Stored entries:
++++++++
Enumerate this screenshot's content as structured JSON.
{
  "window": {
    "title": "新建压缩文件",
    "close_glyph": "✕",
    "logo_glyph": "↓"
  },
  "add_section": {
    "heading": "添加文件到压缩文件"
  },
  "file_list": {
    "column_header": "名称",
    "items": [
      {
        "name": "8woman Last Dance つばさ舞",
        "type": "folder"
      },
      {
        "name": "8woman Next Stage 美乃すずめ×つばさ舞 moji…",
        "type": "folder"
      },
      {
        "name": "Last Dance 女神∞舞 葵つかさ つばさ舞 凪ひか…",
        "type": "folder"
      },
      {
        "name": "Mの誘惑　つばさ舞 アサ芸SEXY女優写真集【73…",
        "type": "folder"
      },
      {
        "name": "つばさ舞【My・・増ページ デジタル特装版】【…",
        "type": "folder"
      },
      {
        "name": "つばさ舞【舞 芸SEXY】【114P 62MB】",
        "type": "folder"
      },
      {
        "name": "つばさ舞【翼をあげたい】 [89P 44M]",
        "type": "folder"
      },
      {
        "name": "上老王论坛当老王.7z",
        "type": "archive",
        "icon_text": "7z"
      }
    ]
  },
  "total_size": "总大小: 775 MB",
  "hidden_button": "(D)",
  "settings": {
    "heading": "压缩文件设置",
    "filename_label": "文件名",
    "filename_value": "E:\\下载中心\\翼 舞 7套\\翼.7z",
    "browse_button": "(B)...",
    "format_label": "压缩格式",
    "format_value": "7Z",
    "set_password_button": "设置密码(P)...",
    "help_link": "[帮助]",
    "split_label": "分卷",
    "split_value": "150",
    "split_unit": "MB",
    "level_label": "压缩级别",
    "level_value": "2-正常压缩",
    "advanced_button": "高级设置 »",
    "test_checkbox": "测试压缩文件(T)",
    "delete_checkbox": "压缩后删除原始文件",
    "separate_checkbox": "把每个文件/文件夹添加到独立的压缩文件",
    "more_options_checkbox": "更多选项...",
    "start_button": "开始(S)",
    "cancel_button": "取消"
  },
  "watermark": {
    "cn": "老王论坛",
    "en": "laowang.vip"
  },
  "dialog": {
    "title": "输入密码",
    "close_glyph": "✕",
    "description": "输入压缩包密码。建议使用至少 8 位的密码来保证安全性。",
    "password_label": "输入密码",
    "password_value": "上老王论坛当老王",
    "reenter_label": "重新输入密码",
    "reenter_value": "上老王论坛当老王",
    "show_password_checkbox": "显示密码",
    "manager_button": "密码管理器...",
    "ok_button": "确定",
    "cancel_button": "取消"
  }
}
++++++++
> [REQUIRED TASK]
Write out each line of the data above again, exactly as given.

> [SOLUTION BELOW]
Enumerate this screenshot's content as structured JSON.
{
  "window": {
    "title": "新建压缩文件",
    "close_glyph": "✕",
    "logo_glyph": "↓"
  },
  "add_section": {
    "heading": "添加文件到压缩文件"
  },
  "file_list": {
    "column_header": "名称",
    "items": [
      {
        "name": "8woman Last Dance つばさ舞",
        "type": "folder"
      },
      {
        "name": "8woman Next Stage 美乃すずめ×つばさ舞 moji…",
        "type": "folder"
      },
      {
        "name": "Last Dance 女神∞舞 葵つかさ つばさ舞 凪ひか…",
        "type": "folder"
      },
      {
        "name": "Mの誘惑　つばさ舞 アサ芸SEXY女優写真集【73…",
        "type": "folder"
      },
      {
        "name": "つばさ舞【My・・増ページ デジタル特装版】【…",
        "type": "folder"
      },
      {
        "name": "つばさ舞【舞 芸SEXY】【114P 62MB】",
        "type": "folder"
      },
      {
        "name": "つばさ舞【翼をあげたい】 [89P 44M]",
        "type": "folder"
      },
      {
        "name": "上老王论坛当老王.7z",
        "type": "archive",
        "icon_text": "7z"
      }
    ]
  },
  "total_size": "总大小: 775 MB",
  "hidden_button": "(D)",
  "settings": {
    "heading": "压缩文件设置",
    "filename_label": "文件名",
    "filename_value": "E:\\下载中心\\翼 舞 7套\\翼.7z",
    "browse_button": "(B)...",
    "format_label": "压缩格式",
    "format_value": "7Z",
    "set_password_button": "设置密码(P)...",
    "help_link": "[帮助]",
    "split_label": "分卷",
    "split_value": "150",
    "split_unit": "MB",
    "level_label": "压缩级别",
    "level_value": "2-正常压缩",
    "advanced_button": "高级设置 »",
    "test_checkbox": "测试压缩文件(T)",
    "delete_checkbox": "压缩后删除原始文件",
    "separate_checkbox": "把每个文件/文件夹添加到独立的压缩文件",
    "more_options_checkbox": "更多选项...",
    "start_button": "开始(S)",
    "cancel_button": "取消"
  },
  "watermark": {
    "cn": "老王论坛",
    "en": "laowang.vip"
  },
  "dialog": {
    "title": "输入密码",
    "close_glyph": "✕",
    "description": "输入压缩包密码。建议使用至少 8 位的密码来保证安全性。",
    "password_label": "输入密码",
    "password_value": "上老王论坛当老王",
    "reenter_label": "重新输入密码",
    "reenter_value": "上老王论坛当老王",
    "show_password_checkbox": "显示密码",
    "manager_button": "密码管理器...",
    "ok_button": "确定",
    "cancel_button": "取消"
  }
}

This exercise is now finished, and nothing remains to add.